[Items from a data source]
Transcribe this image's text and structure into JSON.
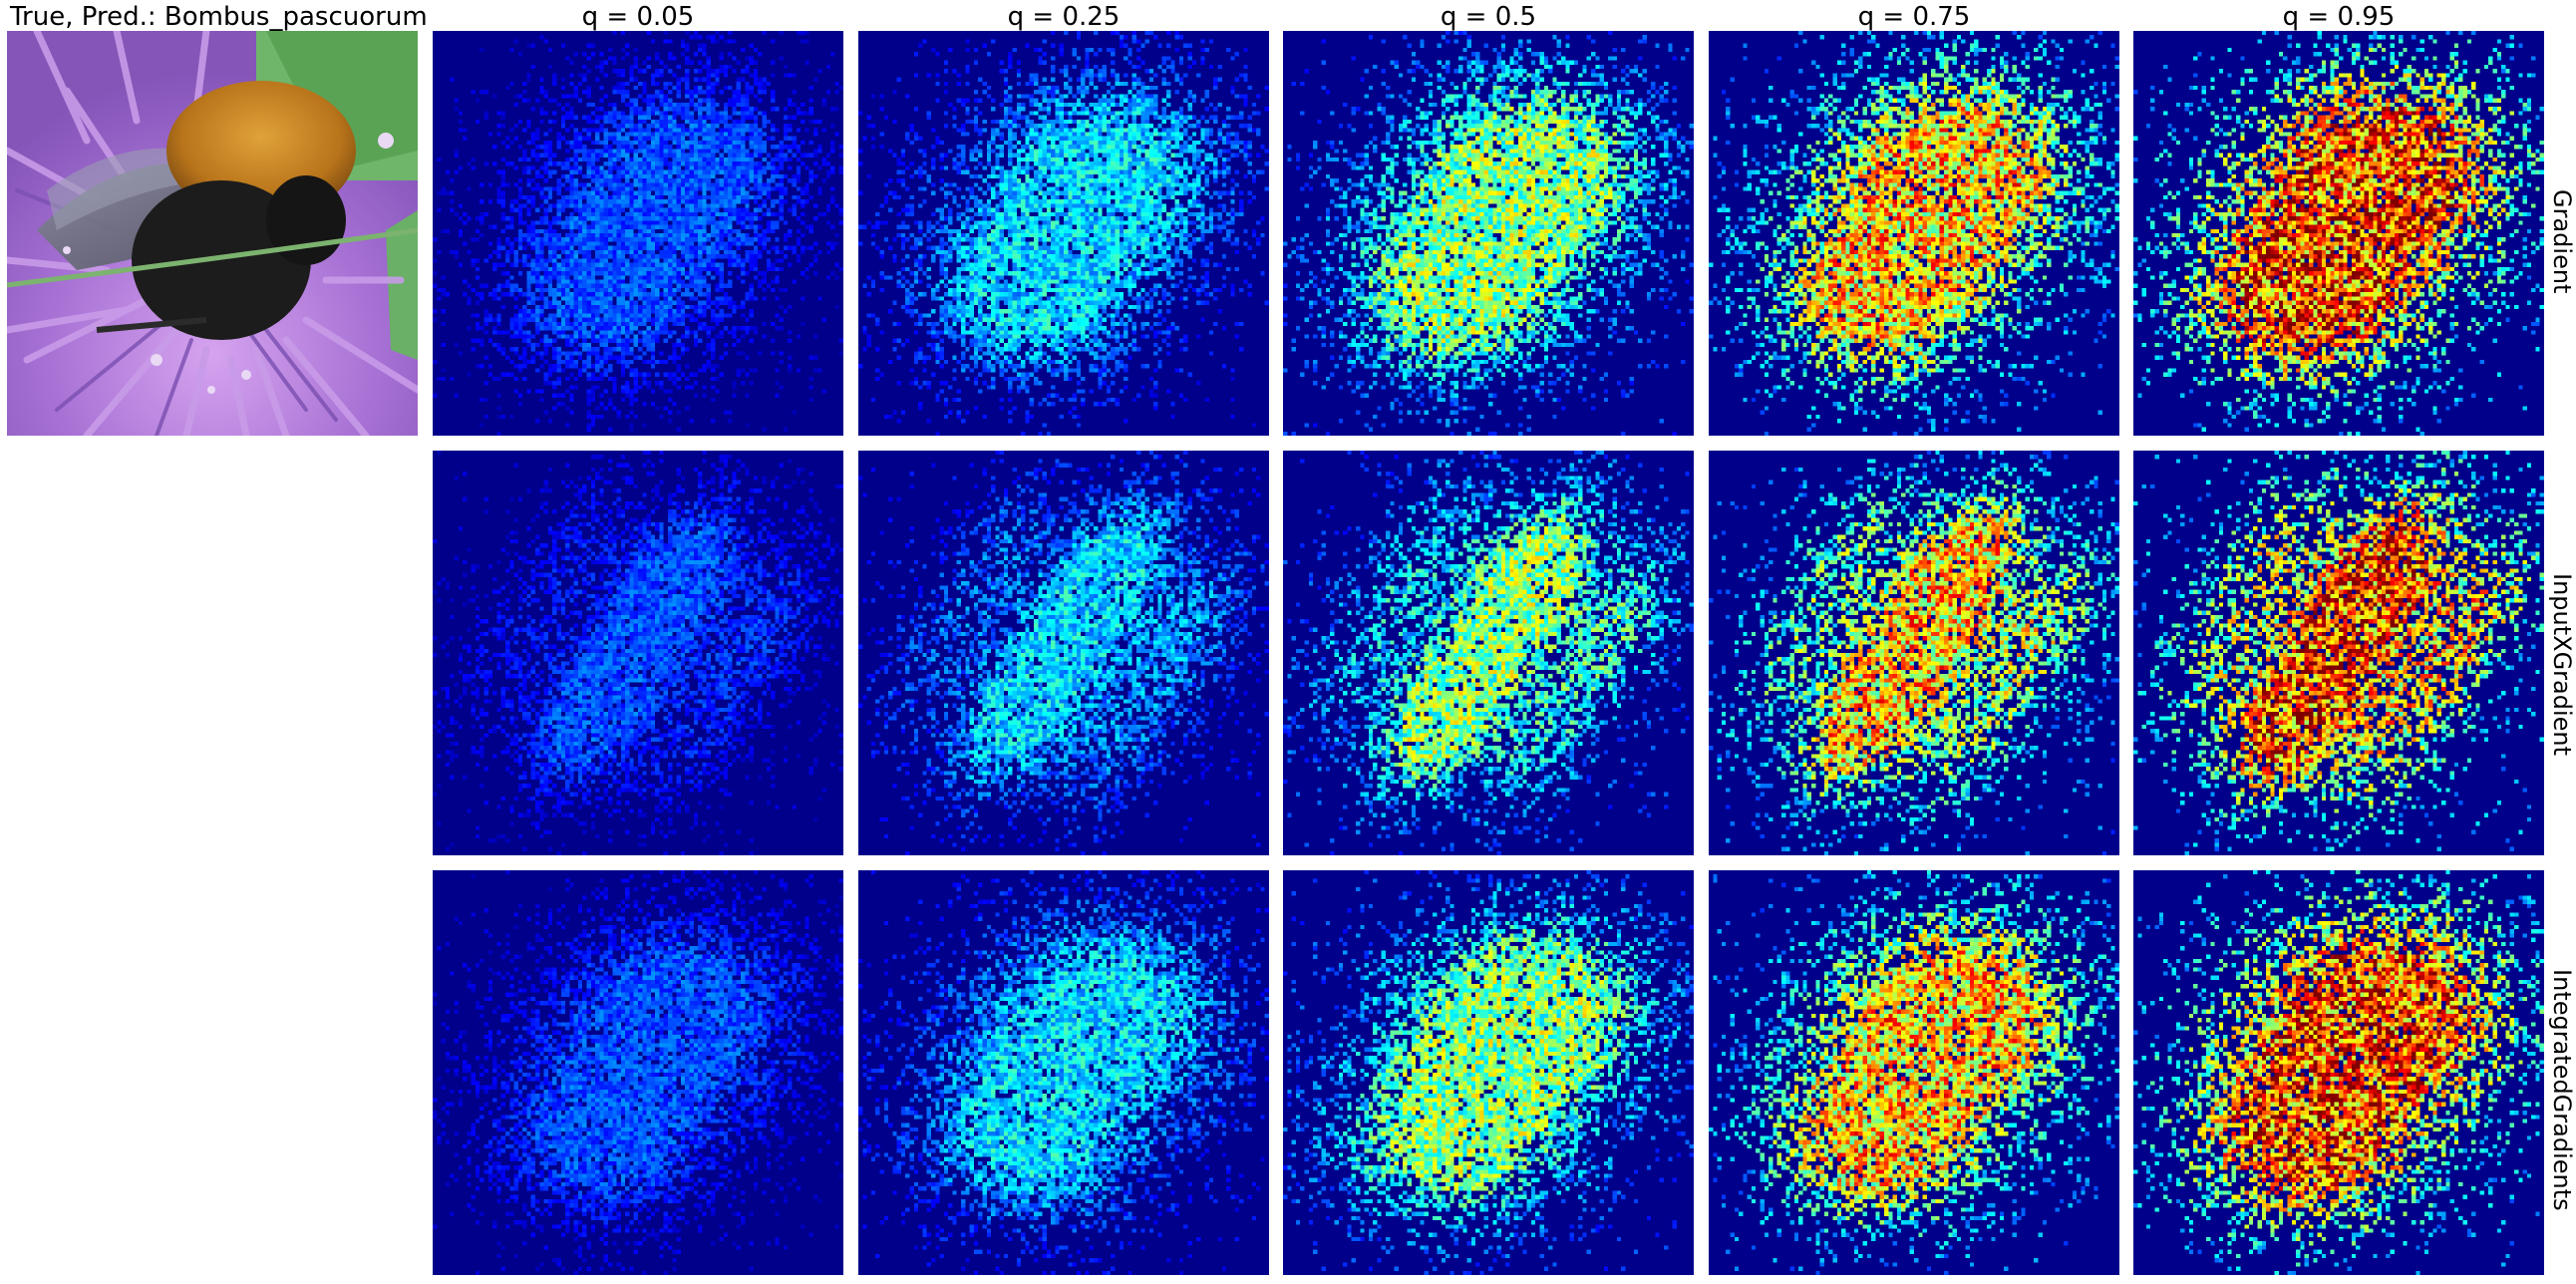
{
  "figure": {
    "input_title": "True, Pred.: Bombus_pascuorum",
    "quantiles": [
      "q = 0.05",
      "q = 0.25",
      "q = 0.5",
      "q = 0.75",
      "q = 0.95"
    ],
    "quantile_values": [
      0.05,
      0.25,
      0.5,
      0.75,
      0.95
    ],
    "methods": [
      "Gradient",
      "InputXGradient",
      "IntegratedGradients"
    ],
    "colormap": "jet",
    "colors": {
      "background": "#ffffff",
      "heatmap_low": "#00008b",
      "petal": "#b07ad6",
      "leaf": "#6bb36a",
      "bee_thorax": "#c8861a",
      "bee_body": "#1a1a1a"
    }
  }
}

Instructions for the task
Repeat everything in the records precisely. Images are excluded from the copy.

Result of the task
Transcribe this image's text and structure into JSON.
{
  "figure": {
    "input_title": "True, Pred.: Bombus_pascuorum",
    "quantiles": [
      "q = 0.05",
      "q = 0.25",
      "q = 0.5",
      "q = 0.75",
      "q = 0.95"
    ],
    "quantile_values": [
      0.05,
      0.25,
      0.5,
      0.75,
      0.95
    ],
    "methods": [
      "Gradient",
      "InputXGradient",
      "IntegratedGradients"
    ],
    "colormap": "jet",
    "colors": {
      "background": "#ffffff",
      "heatmap_low": "#00008b",
      "petal": "#b07ad6",
      "leaf": "#6bb36a",
      "bee_thorax": "#c8861a",
      "bee_body": "#1a1a1a"
    }
  }
}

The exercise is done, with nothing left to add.